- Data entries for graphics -
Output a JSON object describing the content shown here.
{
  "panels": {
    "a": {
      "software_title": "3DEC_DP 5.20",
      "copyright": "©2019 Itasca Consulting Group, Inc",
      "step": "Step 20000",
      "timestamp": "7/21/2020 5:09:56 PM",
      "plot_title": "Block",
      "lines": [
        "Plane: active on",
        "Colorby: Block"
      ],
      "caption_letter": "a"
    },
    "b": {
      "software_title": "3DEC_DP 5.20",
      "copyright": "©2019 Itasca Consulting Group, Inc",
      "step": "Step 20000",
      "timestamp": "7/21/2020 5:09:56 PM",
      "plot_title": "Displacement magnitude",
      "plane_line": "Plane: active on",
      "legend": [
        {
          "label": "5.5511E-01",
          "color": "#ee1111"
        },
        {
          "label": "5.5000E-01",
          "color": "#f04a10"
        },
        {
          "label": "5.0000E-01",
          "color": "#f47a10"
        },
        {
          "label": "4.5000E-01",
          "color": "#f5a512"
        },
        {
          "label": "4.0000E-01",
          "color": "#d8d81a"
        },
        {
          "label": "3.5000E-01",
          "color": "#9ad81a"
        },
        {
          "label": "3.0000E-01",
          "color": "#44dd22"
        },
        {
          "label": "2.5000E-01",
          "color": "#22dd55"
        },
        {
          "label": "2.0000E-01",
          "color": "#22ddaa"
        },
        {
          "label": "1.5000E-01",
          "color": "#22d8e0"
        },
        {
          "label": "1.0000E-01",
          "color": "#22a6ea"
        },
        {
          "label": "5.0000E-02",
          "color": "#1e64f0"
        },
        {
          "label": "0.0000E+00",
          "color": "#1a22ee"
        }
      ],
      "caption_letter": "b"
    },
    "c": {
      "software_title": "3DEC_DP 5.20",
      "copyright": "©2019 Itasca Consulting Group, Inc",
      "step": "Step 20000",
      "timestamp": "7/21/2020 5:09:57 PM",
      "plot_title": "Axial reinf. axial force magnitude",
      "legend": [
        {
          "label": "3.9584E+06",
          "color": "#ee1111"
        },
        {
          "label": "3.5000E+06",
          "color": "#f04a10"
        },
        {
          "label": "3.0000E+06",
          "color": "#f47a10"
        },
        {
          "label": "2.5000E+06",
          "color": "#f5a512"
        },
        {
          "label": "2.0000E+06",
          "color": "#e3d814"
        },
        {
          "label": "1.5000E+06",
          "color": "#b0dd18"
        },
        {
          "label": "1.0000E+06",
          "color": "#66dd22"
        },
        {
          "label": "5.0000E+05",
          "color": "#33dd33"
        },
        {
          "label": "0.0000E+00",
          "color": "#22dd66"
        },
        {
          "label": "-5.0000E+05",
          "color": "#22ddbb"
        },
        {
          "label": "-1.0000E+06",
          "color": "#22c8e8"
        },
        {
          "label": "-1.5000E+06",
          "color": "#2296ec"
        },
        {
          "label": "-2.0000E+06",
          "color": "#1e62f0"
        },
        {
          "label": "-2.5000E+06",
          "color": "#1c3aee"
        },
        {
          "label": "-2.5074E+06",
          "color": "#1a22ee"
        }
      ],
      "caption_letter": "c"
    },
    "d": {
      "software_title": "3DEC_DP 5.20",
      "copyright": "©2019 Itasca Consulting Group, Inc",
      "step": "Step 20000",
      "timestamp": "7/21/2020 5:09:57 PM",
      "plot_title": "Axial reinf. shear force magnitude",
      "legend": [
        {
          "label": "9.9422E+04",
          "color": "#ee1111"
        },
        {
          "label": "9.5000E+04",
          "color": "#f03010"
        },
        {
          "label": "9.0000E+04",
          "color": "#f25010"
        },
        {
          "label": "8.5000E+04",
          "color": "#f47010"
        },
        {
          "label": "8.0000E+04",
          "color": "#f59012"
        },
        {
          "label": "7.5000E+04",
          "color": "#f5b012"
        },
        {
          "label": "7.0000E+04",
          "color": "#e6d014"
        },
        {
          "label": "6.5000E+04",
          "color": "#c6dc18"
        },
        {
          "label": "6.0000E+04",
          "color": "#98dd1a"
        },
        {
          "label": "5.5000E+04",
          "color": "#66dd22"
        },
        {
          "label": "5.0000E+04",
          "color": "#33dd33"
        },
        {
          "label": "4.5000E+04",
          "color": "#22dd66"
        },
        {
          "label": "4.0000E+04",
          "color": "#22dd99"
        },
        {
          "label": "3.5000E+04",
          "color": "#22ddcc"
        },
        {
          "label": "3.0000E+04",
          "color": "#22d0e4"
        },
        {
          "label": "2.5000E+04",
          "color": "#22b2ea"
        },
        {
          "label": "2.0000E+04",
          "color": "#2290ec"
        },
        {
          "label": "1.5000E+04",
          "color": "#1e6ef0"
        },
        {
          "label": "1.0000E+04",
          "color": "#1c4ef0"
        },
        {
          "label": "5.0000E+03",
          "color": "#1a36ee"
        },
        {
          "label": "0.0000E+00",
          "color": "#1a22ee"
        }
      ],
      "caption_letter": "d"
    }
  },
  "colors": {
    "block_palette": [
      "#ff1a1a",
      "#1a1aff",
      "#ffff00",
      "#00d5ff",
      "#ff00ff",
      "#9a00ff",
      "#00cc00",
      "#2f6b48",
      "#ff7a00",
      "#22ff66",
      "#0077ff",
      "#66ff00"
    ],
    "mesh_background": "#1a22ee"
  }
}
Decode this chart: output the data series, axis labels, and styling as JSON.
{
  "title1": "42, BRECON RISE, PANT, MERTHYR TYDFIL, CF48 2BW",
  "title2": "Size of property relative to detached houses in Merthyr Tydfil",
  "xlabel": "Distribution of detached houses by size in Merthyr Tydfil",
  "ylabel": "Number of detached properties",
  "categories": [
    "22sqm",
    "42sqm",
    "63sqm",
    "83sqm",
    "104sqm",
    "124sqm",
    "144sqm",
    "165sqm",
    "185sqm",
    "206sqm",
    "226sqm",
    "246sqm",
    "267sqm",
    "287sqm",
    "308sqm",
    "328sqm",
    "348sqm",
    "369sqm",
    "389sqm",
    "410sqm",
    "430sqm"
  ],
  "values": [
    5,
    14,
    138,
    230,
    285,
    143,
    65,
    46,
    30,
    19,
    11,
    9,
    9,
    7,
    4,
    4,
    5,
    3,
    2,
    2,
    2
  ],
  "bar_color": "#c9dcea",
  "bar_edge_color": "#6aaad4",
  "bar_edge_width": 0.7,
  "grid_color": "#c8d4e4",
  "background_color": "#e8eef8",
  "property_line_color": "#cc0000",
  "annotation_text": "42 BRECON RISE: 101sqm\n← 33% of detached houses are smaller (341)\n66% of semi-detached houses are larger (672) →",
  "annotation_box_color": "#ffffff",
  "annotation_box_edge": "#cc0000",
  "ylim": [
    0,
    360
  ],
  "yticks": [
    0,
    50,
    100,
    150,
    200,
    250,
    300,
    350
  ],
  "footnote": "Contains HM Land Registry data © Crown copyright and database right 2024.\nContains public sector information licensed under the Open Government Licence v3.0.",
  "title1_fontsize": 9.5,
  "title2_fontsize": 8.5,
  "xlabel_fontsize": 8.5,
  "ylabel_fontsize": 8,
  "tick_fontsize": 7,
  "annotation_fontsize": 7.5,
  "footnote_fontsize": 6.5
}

- WORK TO DO -
Go through the listing above line by line and say how many lines hold the word "reinf". Reply with that number only.

- COMPLETED TASK -
2